** begin RECORD LIST **

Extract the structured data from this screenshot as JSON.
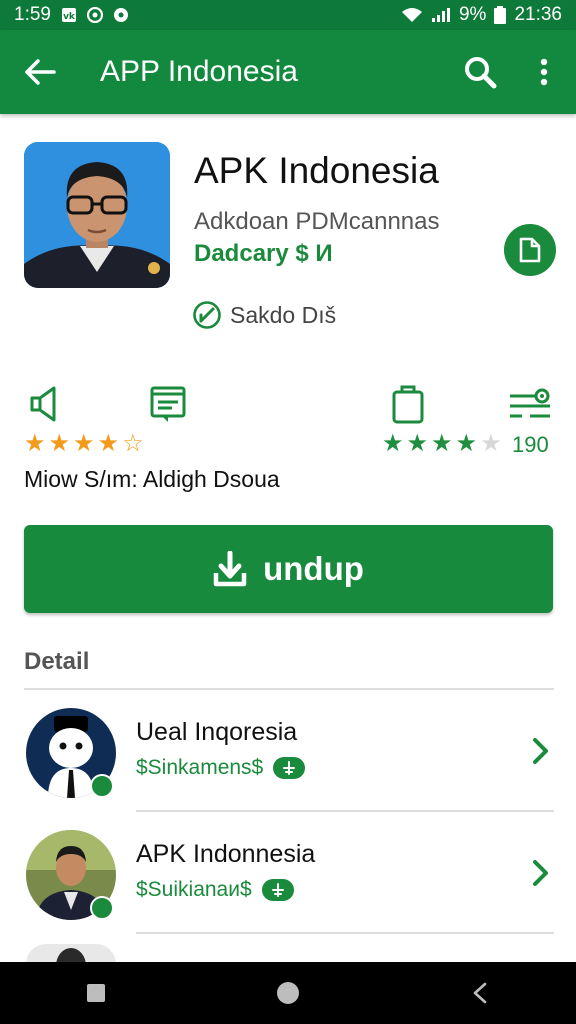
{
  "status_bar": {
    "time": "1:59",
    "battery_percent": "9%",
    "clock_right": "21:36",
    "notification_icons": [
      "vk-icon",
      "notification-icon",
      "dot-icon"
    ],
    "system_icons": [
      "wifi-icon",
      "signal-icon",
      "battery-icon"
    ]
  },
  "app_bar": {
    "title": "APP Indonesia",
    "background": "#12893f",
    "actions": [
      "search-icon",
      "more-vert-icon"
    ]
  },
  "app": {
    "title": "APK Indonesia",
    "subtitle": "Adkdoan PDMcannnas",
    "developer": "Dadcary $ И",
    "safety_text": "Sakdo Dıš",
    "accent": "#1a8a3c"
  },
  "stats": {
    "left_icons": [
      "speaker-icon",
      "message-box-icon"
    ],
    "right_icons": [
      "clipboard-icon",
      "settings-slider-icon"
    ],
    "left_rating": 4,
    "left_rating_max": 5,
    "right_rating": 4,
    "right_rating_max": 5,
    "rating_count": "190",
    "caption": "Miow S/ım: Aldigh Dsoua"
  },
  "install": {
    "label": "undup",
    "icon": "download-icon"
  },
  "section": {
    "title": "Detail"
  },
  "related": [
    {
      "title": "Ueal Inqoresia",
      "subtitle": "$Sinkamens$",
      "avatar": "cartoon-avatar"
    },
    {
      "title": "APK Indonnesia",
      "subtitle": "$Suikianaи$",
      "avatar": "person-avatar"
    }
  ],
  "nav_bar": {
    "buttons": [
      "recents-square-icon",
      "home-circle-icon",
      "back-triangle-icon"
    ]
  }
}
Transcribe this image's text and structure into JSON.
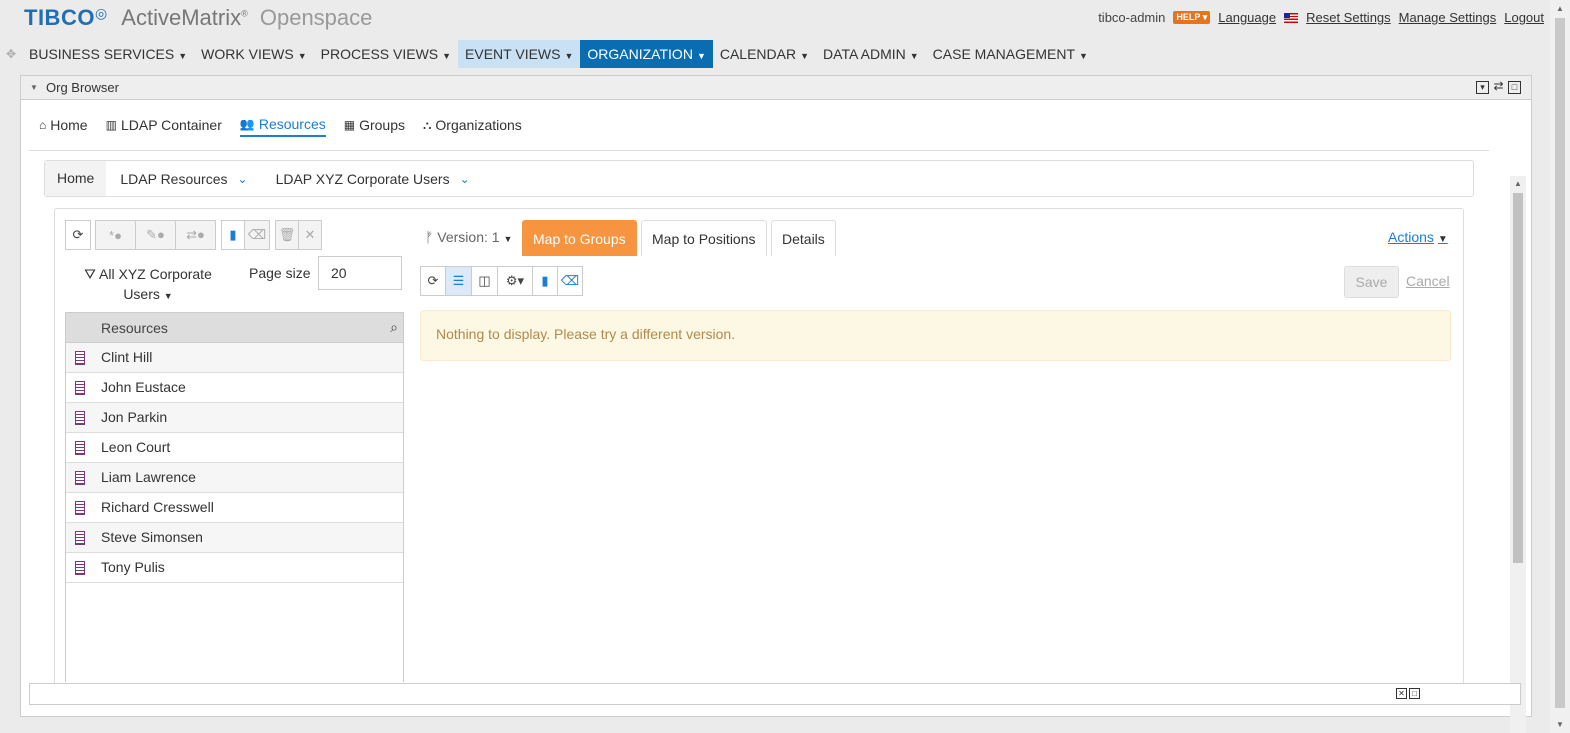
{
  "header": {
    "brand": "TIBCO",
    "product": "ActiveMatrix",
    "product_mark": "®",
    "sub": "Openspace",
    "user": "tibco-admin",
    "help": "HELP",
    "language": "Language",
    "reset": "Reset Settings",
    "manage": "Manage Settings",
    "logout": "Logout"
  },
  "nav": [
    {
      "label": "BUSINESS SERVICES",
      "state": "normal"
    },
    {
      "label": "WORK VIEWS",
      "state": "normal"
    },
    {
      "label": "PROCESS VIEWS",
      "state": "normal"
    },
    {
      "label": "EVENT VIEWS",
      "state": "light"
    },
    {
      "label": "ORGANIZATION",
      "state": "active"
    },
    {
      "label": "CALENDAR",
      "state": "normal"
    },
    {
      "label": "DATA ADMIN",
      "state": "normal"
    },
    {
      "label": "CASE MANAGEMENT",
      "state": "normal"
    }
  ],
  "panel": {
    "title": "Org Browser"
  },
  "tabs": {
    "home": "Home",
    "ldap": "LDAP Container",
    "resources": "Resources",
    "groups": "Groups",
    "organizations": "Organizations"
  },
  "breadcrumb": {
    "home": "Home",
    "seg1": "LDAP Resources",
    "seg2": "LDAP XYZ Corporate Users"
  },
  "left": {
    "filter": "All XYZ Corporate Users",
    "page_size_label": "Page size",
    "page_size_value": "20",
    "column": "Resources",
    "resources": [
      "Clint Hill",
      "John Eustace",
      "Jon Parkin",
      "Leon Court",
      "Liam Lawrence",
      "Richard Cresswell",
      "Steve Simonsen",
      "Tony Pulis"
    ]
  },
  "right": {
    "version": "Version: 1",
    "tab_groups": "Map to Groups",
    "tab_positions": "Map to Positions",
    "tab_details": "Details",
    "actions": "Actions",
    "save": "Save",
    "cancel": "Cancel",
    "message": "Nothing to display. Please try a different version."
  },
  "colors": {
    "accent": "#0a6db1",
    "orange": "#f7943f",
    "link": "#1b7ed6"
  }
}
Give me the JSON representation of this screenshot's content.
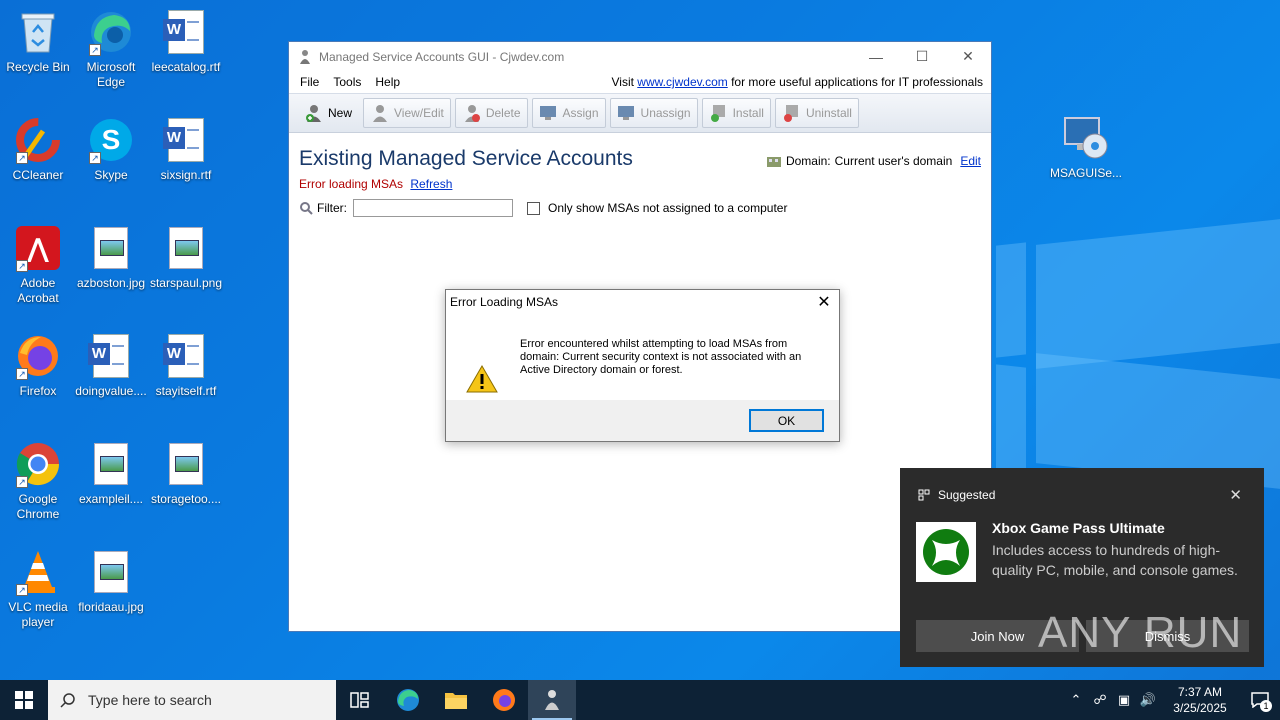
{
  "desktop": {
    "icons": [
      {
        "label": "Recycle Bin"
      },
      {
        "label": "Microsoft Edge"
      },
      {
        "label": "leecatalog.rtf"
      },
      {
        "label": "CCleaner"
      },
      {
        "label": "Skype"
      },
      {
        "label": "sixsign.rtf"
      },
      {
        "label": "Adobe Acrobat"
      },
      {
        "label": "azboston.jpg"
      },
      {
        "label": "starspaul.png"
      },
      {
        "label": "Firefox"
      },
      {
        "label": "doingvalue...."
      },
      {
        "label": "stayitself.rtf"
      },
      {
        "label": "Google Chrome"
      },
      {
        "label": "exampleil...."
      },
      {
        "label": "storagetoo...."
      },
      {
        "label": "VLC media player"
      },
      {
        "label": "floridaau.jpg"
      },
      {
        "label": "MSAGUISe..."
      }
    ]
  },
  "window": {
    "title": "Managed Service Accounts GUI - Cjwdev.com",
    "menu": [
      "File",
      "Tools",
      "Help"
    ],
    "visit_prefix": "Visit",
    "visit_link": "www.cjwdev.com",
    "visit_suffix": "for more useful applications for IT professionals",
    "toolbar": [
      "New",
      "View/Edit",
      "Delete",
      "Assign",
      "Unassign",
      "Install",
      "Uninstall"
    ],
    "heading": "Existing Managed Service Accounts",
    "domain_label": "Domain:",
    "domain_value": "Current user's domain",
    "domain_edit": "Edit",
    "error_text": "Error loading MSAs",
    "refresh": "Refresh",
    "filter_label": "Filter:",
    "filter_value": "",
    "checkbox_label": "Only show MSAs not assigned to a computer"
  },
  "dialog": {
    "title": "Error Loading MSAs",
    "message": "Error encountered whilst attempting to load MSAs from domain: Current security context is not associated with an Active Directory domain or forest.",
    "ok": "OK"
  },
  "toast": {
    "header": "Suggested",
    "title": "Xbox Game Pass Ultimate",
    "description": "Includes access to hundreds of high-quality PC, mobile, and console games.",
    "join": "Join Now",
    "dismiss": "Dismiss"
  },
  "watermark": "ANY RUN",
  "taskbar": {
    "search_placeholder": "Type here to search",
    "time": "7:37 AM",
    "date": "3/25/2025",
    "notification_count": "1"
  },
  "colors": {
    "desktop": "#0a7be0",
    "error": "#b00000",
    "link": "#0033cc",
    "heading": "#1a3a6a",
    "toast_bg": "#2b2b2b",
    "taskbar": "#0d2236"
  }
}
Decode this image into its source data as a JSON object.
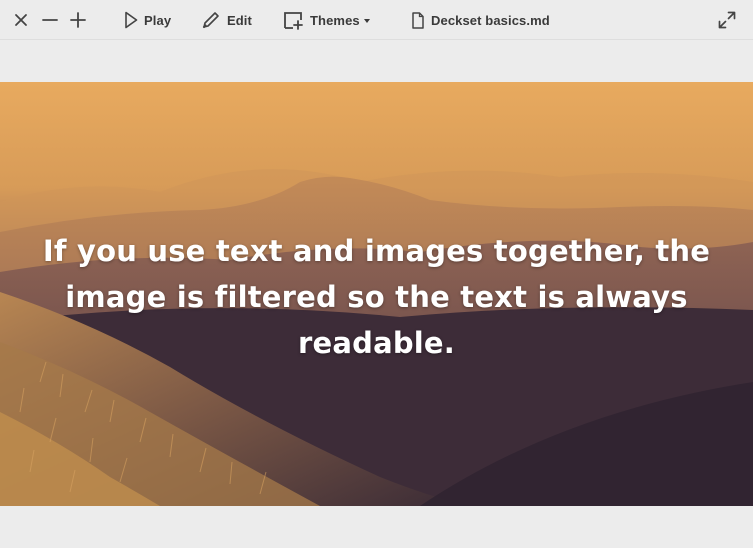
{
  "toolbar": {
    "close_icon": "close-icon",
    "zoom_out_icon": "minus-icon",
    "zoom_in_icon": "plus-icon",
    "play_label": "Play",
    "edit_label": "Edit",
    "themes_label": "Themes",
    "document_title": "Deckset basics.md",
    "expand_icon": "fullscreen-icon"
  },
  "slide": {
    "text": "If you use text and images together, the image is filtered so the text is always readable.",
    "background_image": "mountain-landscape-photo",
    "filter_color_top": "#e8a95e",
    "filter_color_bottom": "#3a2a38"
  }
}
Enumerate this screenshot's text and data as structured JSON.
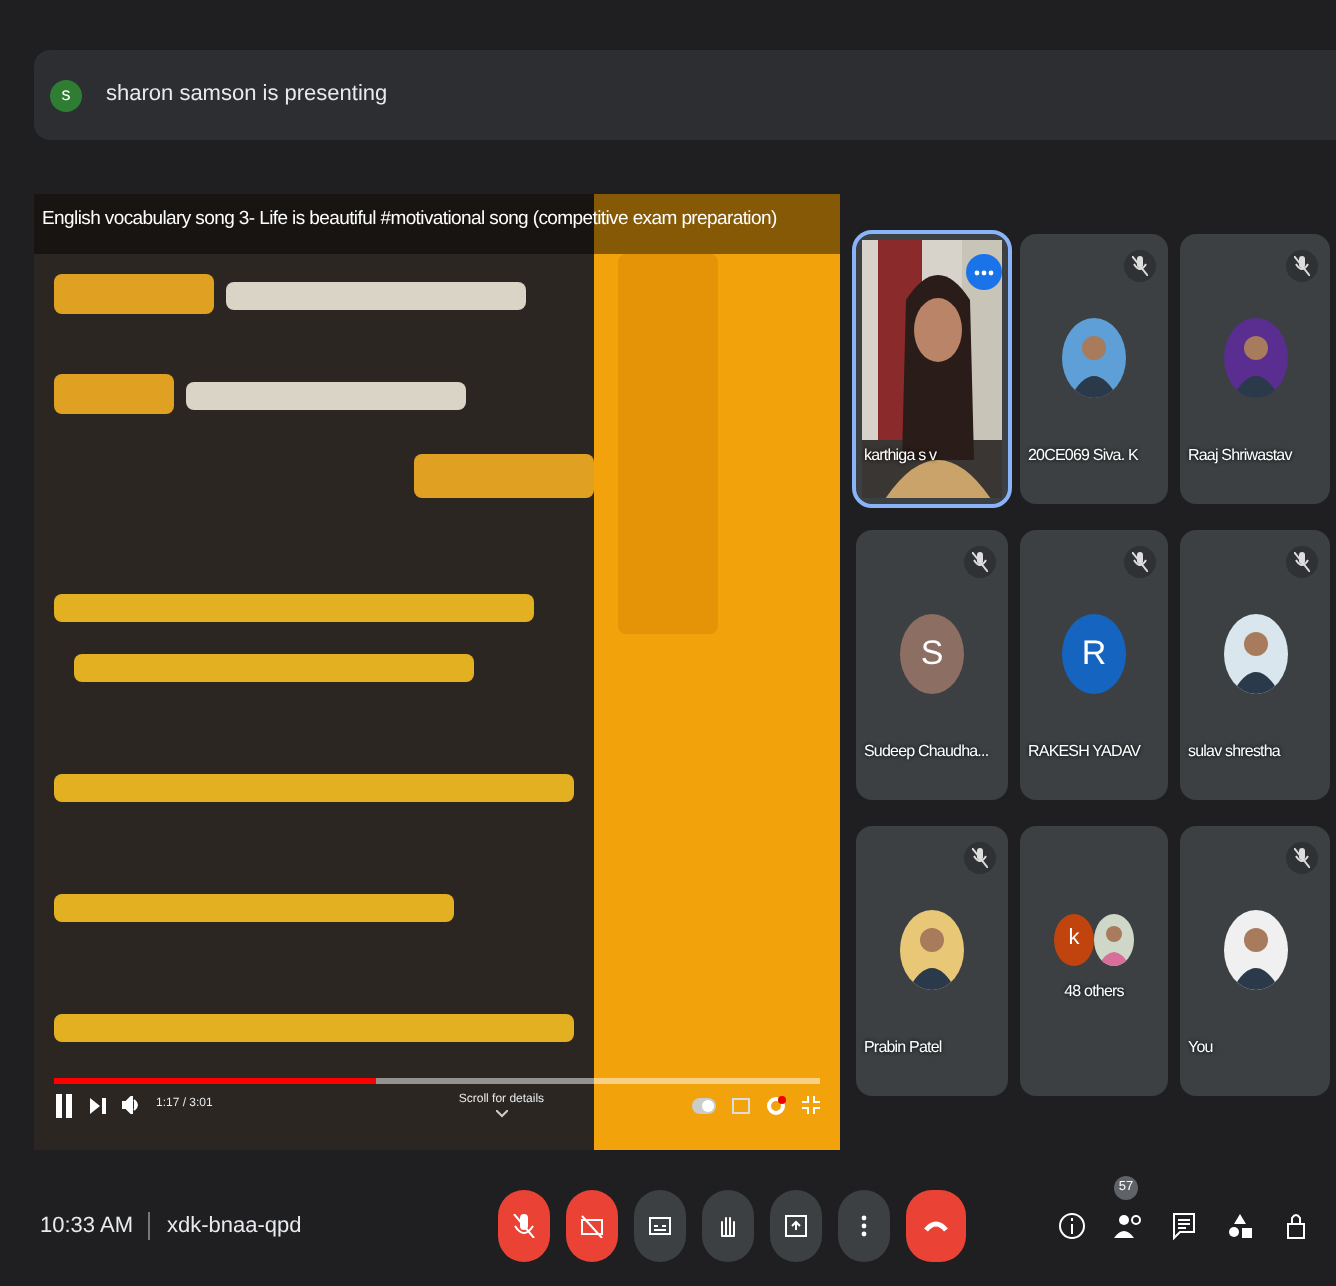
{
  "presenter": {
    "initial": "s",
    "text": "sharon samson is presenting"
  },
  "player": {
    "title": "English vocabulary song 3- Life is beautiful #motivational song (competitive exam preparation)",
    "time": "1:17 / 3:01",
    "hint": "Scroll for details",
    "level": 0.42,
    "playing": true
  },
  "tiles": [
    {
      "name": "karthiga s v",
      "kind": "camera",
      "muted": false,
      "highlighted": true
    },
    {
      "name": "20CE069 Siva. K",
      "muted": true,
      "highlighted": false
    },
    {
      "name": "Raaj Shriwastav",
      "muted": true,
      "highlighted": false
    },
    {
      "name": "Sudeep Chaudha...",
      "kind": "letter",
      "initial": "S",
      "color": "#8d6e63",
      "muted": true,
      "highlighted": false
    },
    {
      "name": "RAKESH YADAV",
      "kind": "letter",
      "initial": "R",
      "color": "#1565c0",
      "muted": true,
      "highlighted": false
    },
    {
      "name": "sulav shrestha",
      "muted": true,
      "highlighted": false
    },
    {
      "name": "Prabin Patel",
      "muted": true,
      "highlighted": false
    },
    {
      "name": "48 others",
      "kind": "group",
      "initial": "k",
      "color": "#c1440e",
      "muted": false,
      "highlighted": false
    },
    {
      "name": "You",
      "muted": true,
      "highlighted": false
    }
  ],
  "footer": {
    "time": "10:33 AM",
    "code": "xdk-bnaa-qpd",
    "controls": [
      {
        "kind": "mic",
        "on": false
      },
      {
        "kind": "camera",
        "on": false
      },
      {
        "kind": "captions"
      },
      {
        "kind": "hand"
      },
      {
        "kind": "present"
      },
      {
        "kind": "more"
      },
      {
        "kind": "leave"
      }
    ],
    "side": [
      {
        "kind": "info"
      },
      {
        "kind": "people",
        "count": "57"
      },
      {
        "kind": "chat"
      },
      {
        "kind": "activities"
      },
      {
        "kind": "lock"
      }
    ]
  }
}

** end RECORD LIST **

**DO THIS**
Identify each line containing the string "Users" and copy it out.

**EXERCISE ANSWER**
    "seg2": "LDAP XYZ Corporate Users"
    "filter": "All XYZ Corporate Users",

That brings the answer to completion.